[Stored entries]
============

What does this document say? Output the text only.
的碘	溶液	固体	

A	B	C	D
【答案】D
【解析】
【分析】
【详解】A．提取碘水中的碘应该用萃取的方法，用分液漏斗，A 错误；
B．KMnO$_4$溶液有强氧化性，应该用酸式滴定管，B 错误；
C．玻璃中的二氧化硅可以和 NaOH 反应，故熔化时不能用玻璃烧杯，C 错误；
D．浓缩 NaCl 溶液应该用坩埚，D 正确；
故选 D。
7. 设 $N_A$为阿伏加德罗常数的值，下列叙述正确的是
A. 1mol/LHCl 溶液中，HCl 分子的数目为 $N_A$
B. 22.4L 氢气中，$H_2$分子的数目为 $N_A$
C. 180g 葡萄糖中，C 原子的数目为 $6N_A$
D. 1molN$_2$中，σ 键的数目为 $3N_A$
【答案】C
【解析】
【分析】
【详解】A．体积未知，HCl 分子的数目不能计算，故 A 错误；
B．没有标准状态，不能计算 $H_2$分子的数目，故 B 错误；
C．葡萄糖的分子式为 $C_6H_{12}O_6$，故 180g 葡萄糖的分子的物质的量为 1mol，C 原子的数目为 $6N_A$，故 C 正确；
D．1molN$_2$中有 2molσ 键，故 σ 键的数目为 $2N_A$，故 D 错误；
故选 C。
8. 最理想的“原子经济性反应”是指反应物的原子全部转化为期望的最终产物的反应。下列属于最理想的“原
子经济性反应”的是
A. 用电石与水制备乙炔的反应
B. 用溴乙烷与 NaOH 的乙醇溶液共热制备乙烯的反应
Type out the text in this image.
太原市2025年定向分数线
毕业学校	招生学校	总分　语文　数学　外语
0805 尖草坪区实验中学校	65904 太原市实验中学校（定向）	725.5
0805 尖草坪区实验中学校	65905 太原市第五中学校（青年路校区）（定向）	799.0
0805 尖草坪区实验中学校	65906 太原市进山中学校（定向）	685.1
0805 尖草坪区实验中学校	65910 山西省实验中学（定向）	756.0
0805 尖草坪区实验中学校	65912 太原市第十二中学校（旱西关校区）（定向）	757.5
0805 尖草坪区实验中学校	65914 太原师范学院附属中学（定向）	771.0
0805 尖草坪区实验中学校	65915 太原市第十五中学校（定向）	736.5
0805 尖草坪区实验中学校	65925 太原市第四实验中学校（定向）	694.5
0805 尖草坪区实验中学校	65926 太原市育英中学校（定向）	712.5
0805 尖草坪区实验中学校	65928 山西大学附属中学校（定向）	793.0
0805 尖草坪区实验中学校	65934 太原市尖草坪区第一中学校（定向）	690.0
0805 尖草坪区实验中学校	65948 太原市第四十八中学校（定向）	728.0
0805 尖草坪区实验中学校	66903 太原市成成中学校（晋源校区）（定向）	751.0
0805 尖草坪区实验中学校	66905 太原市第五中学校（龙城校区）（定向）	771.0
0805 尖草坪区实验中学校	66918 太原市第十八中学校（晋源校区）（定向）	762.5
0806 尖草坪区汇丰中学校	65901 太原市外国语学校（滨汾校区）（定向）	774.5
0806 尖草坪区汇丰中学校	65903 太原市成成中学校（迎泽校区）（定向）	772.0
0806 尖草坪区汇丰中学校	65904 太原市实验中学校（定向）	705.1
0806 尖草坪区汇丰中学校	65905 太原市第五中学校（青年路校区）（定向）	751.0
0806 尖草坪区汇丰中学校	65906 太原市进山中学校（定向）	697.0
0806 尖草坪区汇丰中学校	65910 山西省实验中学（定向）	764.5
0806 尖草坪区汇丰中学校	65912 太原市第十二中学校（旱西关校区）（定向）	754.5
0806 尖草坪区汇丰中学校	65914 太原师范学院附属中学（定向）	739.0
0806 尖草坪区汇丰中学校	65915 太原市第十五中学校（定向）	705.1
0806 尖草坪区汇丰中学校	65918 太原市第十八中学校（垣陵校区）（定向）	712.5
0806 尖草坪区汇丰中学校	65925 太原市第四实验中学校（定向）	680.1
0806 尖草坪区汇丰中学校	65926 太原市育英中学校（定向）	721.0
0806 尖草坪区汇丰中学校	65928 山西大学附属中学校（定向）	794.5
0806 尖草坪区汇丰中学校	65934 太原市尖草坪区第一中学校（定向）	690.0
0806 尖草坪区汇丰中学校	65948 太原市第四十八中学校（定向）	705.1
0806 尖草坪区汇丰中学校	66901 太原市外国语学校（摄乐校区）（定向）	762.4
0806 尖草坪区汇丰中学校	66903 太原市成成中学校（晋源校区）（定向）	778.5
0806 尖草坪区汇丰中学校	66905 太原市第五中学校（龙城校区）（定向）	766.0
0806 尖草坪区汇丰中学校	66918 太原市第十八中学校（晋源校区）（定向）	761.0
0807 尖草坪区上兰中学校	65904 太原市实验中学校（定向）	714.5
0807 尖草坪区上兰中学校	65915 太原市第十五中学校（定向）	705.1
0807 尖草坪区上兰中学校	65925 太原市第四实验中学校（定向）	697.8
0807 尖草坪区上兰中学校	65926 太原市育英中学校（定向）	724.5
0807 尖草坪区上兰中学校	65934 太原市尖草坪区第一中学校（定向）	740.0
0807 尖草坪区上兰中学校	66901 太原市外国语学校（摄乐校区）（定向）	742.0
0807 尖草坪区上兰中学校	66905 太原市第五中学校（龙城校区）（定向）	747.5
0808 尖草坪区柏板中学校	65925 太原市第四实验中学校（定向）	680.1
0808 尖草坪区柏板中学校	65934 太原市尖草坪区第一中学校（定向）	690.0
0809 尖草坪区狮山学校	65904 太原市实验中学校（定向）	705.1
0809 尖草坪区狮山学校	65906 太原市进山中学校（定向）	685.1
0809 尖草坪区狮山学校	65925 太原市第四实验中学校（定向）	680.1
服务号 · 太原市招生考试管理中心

============

EXERCISE – Copy the material above back out, exactly as written.

SOLUTION FOR THIS EXERCISE –
What does this document say? Output the text only.
的碘	溶液	固体	

A	B	C	D
【答案】D
【解析】
【分析】
【详解】A．提取碘水中的碘应该用萃取的方法，用分液漏斗，A 错误；
B．KMnO$_4$溶液有强氧化性，应该用酸式滴定管，B 错误；
C．玻璃中的二氧化硅可以和 NaOH 反应，故熔化时不能用玻璃烧杯，C 错误；
D．浓缩 NaCl 溶液应该用坩埚，D 正确；
故选 D。
7. 设 $N_A$为阿伏加德罗常数的值，下列叙述正确的是
A. 1mol/LHCl 溶液中，HCl 分子的数目为 $N_A$
B. 22.4L 氢气中，$H_2$分子的数目为 $N_A$
C. 180g 葡萄糖中，C 原子的数目为 $6N_A$
D. 1molN$_2$中，σ 键的数目为 $3N_A$
【答案】C
【解析】
【分析】
【详解】A．体积未知，HCl 分子的数目不能计算，故 A 错误；
B．没有标准状态，不能计算 $H_2$分子的数目，故 B 错误；
C．葡萄糖的分子式为 $C_6H_{12}O_6$，故 180g 葡萄糖的分子的物质的量为 1mol，C 原子的数目为 $6N_A$，故 C 正确；
D．1molN$_2$中有 2molσ 键，故 σ 键的数目为 $2N_A$，故 D 错误；
故选 C。
8. 最理想的“原子经济性反应”是指反应物的原子全部转化为期望的最终产物的反应。下列属于最理想的“原
子经济性反应”的是
A. 用电石与水制备乙炔的反应
B. 用溴乙烷与 NaOH 的乙醇溶液共热制备乙烯的反应
Type out the text in this image.
太原市2025年定向分数线
毕业学校	招生学校	总分　语文　数学　外语
0805 尖草坪区实验中学校	65904 太原市实验中学校（定向）	725.5
0805 尖草坪区实验中学校	65905 太原市第五中学校（青年路校区）（定向）	799.0
0805 尖草坪区实验中学校	65906 太原市进山中学校（定向）	685.1
0805 尖草坪区实验中学校	65910 山西省实验中学（定向）	756.0
0805 尖草坪区实验中学校	65912 太原市第十二中学校（旱西关校区）（定向）	757.5
0805 尖草坪区实验中学校	65914 太原师范学院附属中学（定向）	771.0
0805 尖草坪区实验中学校	65915 太原市第十五中学校（定向）	736.5
0805 尖草坪区实验中学校	65925 太原市第四实验中学校（定向）	694.5
0805 尖草坪区实验中学校	65926 太原市育英中学校（定向）	712.5
0805 尖草坪区实验中学校	65928 山西大学附属中学校（定向）	793.0
0805 尖草坪区实验中学校	65934 太原市尖草坪区第一中学校（定向）	690.0
0805 尖草坪区实验中学校	65948 太原市第四十八中学校（定向）	728.0
0805 尖草坪区实验中学校	66903 太原市成成中学校（晋源校区）（定向）	751.0
0805 尖草坪区实验中学校	66905 太原市第五中学校（龙城校区）（定向）	771.0
0805 尖草坪区实验中学校	66918 太原市第十八中学校（晋源校区）（定向）	762.5
0806 尖草坪区汇丰中学校	65901 太原市外国语学校（滨汾校区）（定向）	774.5
0806 尖草坪区汇丰中学校	65903 太原市成成中学校（迎泽校区）（定向）	772.0
0806 尖草坪区汇丰中学校	65904 太原市实验中学校（定向）	705.1
0806 尖草坪区汇丰中学校	65905 太原市第五中学校（青年路校区）（定向）	751.0
0806 尖草坪区汇丰中学校	65906 太原市进山中学校（定向）	697.0
0806 尖草坪区汇丰中学校	65910 山西省实验中学（定向）	764.5
0806 尖草坪区汇丰中学校	65912 太原市第十二中学校（旱西关校区）（定向）	754.5
0806 尖草坪区汇丰中学校	65914 太原师范学院附属中学（定向）	739.0
0806 尖草坪区汇丰中学校	65915 太原市第十五中学校（定向）	705.1
0806 尖草坪区汇丰中学校	65918 太原市第十八中学校（垣陵校区）（定向）	712.5
0806 尖草坪区汇丰中学校	65925 太原市第四实验中学校（定向）	680.1
0806 尖草坪区汇丰中学校	65926 太原市育英中学校（定向）	721.0
0806 尖草坪区汇丰中学校	65928 山西大学附属中学校（定向）	794.5
0806 尖草坪区汇丰中学校	65934 太原市尖草坪区第一中学校（定向）	690.0
0806 尖草坪区汇丰中学校	65948 太原市第四十八中学校（定向）	705.1
0806 尖草坪区汇丰中学校	66901 太原市外国语学校（摄乐校区）（定向）	762.4
0806 尖草坪区汇丰中学校	66903 太原市成成中学校（晋源校区）（定向）	778.5
0806 尖草坪区汇丰中学校	66905 太原市第五中学校（龙城校区）（定向）	766.0
0806 尖草坪区汇丰中学校	66918 太原市第十八中学校（晋源校区）（定向）	761.0
0807 尖草坪区上兰中学校	65904 太原市实验中学校（定向）	714.5
0807 尖草坪区上兰中学校	65915 太原市第十五中学校（定向）	705.1
0807 尖草坪区上兰中学校	65925 太原市第四实验中学校（定向）	697.8
0807 尖草坪区上兰中学校	65926 太原市育英中学校（定向）	724.5
0807 尖草坪区上兰中学校	65934 太原市尖草坪区第一中学校（定向）	740.0
0807 尖草坪区上兰中学校	66901 太原市外国语学校（摄乐校区）（定向）	742.0
0807 尖草坪区上兰中学校	66905 太原市第五中学校（龙城校区）（定向）	747.5
0808 尖草坪区柏板中学校	65925 太原市第四实验中学校（定向）	680.1
0808 尖草坪区柏板中学校	65934 太原市尖草坪区第一中学校（定向）	690.0
0809 尖草坪区狮山学校	65904 太原市实验中学校（定向）	705.1
0809 尖草坪区狮山学校	65906 太原市进山中学校（定向）	685.1
0809 尖草坪区狮山学校	65925 太原市第四实验中学校（定向）	680.1
服务号 · 太原市招生考试管理中心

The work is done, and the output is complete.